>> START

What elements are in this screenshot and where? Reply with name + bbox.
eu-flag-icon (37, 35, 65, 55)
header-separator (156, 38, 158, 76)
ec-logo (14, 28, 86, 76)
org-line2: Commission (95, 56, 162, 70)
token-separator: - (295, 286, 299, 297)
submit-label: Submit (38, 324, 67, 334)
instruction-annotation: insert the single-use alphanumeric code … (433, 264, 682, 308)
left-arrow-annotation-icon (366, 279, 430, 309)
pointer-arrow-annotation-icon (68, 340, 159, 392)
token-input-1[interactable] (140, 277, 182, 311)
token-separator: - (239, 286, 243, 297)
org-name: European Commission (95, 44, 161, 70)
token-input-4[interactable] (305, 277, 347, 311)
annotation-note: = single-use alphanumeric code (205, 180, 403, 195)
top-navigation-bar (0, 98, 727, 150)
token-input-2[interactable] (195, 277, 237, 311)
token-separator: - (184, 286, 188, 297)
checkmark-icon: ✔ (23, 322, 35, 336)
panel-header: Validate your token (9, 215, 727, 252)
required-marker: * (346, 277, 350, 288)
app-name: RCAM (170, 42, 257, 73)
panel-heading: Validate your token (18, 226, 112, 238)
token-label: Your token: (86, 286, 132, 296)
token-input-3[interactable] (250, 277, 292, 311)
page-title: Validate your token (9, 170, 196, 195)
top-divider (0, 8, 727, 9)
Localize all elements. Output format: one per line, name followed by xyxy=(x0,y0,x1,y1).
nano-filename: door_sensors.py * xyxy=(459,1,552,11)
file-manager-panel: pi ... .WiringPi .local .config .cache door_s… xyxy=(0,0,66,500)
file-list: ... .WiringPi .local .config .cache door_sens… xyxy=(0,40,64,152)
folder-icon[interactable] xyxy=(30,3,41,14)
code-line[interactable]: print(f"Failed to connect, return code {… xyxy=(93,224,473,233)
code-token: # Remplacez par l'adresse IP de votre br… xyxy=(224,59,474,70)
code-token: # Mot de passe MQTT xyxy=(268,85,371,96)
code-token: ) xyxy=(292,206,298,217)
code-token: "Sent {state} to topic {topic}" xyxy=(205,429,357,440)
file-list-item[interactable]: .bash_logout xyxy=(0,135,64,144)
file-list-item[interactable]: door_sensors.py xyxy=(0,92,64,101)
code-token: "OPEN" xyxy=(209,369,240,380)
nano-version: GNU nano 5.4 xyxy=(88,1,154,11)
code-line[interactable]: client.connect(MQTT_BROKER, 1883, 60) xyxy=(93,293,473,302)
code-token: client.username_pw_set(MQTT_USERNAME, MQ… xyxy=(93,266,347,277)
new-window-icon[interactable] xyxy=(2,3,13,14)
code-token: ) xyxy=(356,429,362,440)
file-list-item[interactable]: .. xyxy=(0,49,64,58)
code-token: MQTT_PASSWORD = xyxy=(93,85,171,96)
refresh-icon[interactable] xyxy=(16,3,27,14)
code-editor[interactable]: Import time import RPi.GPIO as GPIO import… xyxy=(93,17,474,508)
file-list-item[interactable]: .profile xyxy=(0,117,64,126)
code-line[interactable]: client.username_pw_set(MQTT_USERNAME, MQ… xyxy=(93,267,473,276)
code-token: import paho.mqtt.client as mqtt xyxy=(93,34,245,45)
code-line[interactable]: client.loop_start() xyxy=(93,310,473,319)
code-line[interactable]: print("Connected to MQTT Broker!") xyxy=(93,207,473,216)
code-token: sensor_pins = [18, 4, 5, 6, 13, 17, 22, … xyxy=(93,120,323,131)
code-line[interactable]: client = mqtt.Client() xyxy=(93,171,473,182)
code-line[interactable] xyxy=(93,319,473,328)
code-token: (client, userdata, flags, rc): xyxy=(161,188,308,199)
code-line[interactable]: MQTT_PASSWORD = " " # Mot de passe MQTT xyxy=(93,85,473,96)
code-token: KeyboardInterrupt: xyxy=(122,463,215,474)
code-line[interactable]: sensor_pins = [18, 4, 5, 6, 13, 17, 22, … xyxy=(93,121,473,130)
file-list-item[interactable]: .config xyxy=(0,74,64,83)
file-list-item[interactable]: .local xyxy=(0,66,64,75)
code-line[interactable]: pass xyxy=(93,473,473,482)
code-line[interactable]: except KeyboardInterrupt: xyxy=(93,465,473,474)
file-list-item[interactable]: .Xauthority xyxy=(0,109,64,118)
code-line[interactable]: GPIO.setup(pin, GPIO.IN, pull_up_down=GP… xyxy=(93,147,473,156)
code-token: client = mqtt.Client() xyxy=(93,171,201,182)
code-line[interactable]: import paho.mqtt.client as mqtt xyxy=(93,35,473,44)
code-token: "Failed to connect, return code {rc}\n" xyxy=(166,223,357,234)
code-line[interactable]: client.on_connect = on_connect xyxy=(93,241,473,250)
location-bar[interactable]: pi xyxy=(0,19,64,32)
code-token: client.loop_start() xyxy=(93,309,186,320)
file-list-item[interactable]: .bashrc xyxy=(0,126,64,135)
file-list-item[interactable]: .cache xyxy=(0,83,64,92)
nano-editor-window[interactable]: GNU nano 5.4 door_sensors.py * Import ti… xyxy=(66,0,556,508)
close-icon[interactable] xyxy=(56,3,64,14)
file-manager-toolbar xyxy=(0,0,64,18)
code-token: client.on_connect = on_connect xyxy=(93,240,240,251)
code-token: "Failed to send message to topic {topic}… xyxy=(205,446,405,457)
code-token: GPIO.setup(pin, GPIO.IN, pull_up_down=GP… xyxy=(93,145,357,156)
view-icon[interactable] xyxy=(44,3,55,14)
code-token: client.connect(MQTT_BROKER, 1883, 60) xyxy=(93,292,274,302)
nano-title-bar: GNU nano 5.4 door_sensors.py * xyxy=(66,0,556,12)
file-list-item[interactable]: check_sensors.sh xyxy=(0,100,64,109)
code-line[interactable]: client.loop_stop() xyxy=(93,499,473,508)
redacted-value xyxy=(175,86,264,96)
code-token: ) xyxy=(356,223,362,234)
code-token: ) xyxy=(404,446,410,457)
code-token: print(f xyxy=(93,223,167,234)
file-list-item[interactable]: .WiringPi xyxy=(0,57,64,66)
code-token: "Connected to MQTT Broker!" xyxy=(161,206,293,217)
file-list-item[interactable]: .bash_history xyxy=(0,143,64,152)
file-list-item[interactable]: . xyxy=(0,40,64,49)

>> END

→ **Required work**
Copy out the entire listing above, every line, with no changes at all.

→ **Task response**
What elements are in this screenshot and where? Reply with name + bbox.
eu-flag-icon (37, 35, 65, 55)
header-separator (156, 38, 158, 76)
ec-logo (14, 28, 86, 76)
org-line2: Commission (95, 56, 162, 70)
token-separator: - (295, 286, 299, 297)
submit-label: Submit (38, 324, 67, 334)
instruction-annotation: insert the single-use alphanumeric code … (433, 264, 682, 308)
left-arrow-annotation-icon (366, 279, 430, 309)
pointer-arrow-annotation-icon (68, 340, 159, 392)
token-input-1[interactable] (140, 277, 182, 311)
token-separator: - (239, 286, 243, 297)
org-name: European Commission (95, 44, 161, 70)
token-input-4[interactable] (305, 277, 347, 311)
annotation-note: = single-use alphanumeric code (205, 180, 403, 195)
top-navigation-bar (0, 98, 727, 150)
token-input-2[interactable] (195, 277, 237, 311)
token-separator: - (184, 286, 188, 297)
checkmark-icon: ✔ (23, 322, 35, 336)
panel-header: Validate your token (9, 215, 727, 252)
required-marker: * (346, 277, 350, 288)
app-name: RCAM (170, 42, 257, 73)
panel-heading: Validate your token (18, 226, 112, 238)
token-label: Your token: (86, 286, 132, 296)
token-input-3[interactable] (250, 277, 292, 311)
page-title: Validate your token (9, 170, 196, 195)
top-divider (0, 8, 727, 9)
Localize all elements. Output format: one per line, name followed by xyxy=(x0,y0,x1,y1).
nano-filename: door_sensors.py * xyxy=(459,1,552,11)
file-manager-panel: pi ... .WiringPi .local .config .cache door_s… xyxy=(0,0,66,500)
file-list: ... .WiringPi .local .config .cache door_sens… xyxy=(0,40,64,152)
folder-icon[interactable] xyxy=(30,3,41,14)
code-line[interactable]: print(f"Failed to connect, return code {… xyxy=(93,224,473,233)
code-token: # Remplacez par l'adresse IP de votre br… xyxy=(224,59,474,70)
code-token: # Mot de passe MQTT xyxy=(268,85,371,96)
code-token: ) xyxy=(292,206,298,217)
code-token: "Sent {state} to topic {topic}" xyxy=(205,429,357,440)
file-list-item[interactable]: .bash_logout xyxy=(0,135,64,144)
file-list-item[interactable]: door_sensors.py xyxy=(0,92,64,101)
code-token: "OPEN" xyxy=(209,369,240,380)
nano-version: GNU nano 5.4 xyxy=(88,1,154,11)
code-line[interactable]: client.connect(MQTT_BROKER, 1883, 60) xyxy=(93,293,473,302)
code-token: client.username_pw_set(MQTT_USERNAME, MQ… xyxy=(93,266,347,277)
new-window-icon[interactable] xyxy=(2,3,13,14)
code-token: ) xyxy=(356,429,362,440)
file-list-item[interactable]: .. xyxy=(0,49,64,58)
code-token: MQTT_PASSWORD = xyxy=(93,85,171,96)
refresh-icon[interactable] xyxy=(16,3,27,14)
code-editor[interactable]: Import time import RPi.GPIO as GPIO import… xyxy=(93,17,474,508)
file-list-item[interactable]: .profile xyxy=(0,117,64,126)
code-line[interactable]: client.username_pw_set(MQTT_USERNAME, MQ… xyxy=(93,267,473,276)
code-token: import paho.mqtt.client as mqtt xyxy=(93,34,245,45)
code-line[interactable]: client.loop_start() xyxy=(93,310,473,319)
code-line[interactable]: print("Connected to MQTT Broker!") xyxy=(93,207,473,216)
code-token: sensor_pins = [18, 4, 5, 6, 13, 17, 22, … xyxy=(93,120,323,131)
code-line[interactable]: client = mqtt.Client() xyxy=(93,171,473,182)
code-line[interactable] xyxy=(93,319,473,328)
code-token: (client, userdata, flags, rc): xyxy=(161,188,308,199)
code-line[interactable]: MQTT_PASSWORD = " " # Mot de passe MQTT xyxy=(93,85,473,96)
code-token: KeyboardInterrupt: xyxy=(122,463,215,474)
code-line[interactable]: sensor_pins = [18, 4, 5, 6, 13, 17, 22, … xyxy=(93,121,473,130)
file-list-item[interactable]: .config xyxy=(0,74,64,83)
file-list-item[interactable]: .local xyxy=(0,66,64,75)
code-line[interactable]: pass xyxy=(93,473,473,482)
code-line[interactable]: except KeyboardInterrupt: xyxy=(93,465,473,474)
file-list-item[interactable]: .Xauthority xyxy=(0,109,64,118)
code-line[interactable]: GPIO.setup(pin, GPIO.IN, pull_up_down=GP… xyxy=(93,147,473,156)
code-token: client = mqtt.Client() xyxy=(93,171,201,182)
code-line[interactable]: import paho.mqtt.client as mqtt xyxy=(93,35,473,44)
code-token: "Failed to connect, return code {rc}\n" xyxy=(166,223,357,234)
code-line[interactable]: client.on_connect = on_connect xyxy=(93,241,473,250)
location-bar[interactable]: pi xyxy=(0,19,64,32)
code-token: client.loop_start() xyxy=(93,309,186,320)
file-list-item[interactable]: .bashrc xyxy=(0,126,64,135)
file-list-item[interactable]: .cache xyxy=(0,83,64,92)
nano-editor-window[interactable]: GNU nano 5.4 door_sensors.py * Import ti… xyxy=(66,0,556,508)
close-icon[interactable] xyxy=(56,3,64,14)
file-manager-toolbar xyxy=(0,0,64,18)
code-token: client.on_connect = on_connect xyxy=(93,240,240,251)
code-token: "Failed to send message to topic {topic}… xyxy=(205,446,405,457)
code-token: GPIO.setup(pin, GPIO.IN, pull_up_down=GP… xyxy=(93,145,357,156)
view-icon[interactable] xyxy=(44,3,55,14)
code-token: client.connect(MQTT_BROKER, 1883, 60) xyxy=(93,292,274,302)
nano-title-bar: GNU nano 5.4 door_sensors.py * xyxy=(66,0,556,12)
file-list-item[interactable]: check_sensors.sh xyxy=(0,100,64,109)
code-line[interactable]: client.loop_stop() xyxy=(93,499,473,508)
redacted-value xyxy=(175,86,264,96)
code-token: ) xyxy=(356,223,362,234)
code-token: ) xyxy=(404,446,410,457)
code-token: print(f xyxy=(93,223,167,234)
file-list-item[interactable]: .WiringPi xyxy=(0,57,64,66)
code-token: "Connected to MQTT Broker!" xyxy=(161,206,293,217)
file-list-item[interactable]: .bash_history xyxy=(0,143,64,152)
file-list-item[interactable]: . xyxy=(0,40,64,49)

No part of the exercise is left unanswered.